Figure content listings
★ ★ ★
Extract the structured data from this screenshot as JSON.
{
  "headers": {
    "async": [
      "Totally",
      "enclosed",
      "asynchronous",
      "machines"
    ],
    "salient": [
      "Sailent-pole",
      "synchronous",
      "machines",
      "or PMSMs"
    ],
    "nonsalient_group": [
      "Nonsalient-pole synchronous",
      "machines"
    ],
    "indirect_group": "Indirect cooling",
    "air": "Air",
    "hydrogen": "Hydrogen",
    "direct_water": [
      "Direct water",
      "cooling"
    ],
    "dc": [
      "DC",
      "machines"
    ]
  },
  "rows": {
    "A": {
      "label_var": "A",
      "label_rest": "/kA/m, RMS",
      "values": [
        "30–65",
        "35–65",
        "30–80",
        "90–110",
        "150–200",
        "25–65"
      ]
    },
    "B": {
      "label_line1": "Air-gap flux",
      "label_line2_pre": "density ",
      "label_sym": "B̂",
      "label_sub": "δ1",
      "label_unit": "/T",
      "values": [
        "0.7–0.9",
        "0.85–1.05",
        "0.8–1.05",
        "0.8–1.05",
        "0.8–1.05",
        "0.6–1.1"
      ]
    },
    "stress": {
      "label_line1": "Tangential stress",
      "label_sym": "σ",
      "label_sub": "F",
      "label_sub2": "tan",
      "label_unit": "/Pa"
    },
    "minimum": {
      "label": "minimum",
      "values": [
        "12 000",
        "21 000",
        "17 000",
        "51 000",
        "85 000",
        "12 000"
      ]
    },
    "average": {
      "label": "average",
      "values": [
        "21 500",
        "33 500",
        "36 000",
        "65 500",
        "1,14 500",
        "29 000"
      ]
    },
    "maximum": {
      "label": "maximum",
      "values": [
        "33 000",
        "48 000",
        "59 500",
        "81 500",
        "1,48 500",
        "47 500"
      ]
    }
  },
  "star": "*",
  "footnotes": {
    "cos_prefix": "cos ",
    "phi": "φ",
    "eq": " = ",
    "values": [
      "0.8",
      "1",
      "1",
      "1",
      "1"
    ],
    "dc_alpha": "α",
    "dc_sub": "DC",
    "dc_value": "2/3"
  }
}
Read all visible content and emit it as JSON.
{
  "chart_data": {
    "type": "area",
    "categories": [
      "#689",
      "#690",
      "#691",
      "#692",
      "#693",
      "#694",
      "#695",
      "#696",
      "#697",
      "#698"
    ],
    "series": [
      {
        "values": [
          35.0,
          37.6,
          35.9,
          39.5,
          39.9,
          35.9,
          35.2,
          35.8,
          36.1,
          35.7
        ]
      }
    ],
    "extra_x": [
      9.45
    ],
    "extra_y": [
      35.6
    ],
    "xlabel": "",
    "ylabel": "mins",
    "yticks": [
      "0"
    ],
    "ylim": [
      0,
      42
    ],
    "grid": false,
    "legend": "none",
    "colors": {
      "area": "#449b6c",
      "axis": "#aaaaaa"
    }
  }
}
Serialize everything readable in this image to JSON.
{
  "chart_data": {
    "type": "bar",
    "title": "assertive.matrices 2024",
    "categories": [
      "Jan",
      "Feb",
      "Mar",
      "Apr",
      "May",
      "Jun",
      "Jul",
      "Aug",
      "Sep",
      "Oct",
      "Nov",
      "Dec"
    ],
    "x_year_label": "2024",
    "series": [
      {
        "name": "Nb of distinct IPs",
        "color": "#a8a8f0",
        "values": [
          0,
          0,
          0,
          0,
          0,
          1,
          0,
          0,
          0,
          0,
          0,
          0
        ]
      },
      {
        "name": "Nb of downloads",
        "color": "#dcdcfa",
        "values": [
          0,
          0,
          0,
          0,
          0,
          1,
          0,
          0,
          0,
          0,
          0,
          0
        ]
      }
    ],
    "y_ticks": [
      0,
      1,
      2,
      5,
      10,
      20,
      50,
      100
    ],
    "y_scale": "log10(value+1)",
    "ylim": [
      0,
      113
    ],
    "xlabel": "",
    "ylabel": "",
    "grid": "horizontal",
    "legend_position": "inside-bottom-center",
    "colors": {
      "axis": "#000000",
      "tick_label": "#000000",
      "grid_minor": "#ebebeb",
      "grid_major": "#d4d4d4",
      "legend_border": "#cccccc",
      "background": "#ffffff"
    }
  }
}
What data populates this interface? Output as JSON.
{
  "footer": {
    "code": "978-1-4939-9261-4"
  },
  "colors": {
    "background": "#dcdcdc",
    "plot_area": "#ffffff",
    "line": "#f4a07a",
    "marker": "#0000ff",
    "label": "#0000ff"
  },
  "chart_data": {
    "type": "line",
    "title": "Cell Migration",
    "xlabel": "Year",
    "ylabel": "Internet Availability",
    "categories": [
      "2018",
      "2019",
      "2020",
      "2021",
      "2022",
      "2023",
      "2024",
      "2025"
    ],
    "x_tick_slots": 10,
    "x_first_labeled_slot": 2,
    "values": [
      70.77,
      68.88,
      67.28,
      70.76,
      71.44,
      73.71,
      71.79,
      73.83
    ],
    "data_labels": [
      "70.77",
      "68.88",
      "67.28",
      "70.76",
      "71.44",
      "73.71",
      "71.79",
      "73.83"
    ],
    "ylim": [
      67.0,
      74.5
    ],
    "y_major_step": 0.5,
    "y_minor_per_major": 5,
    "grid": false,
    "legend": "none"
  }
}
★ ★ ★
* [TASK OBJECTIVE]: Count up every line above that has the word "ylabel" in it; answer with the number alone.

* [REPLY TO THE TASK]: 3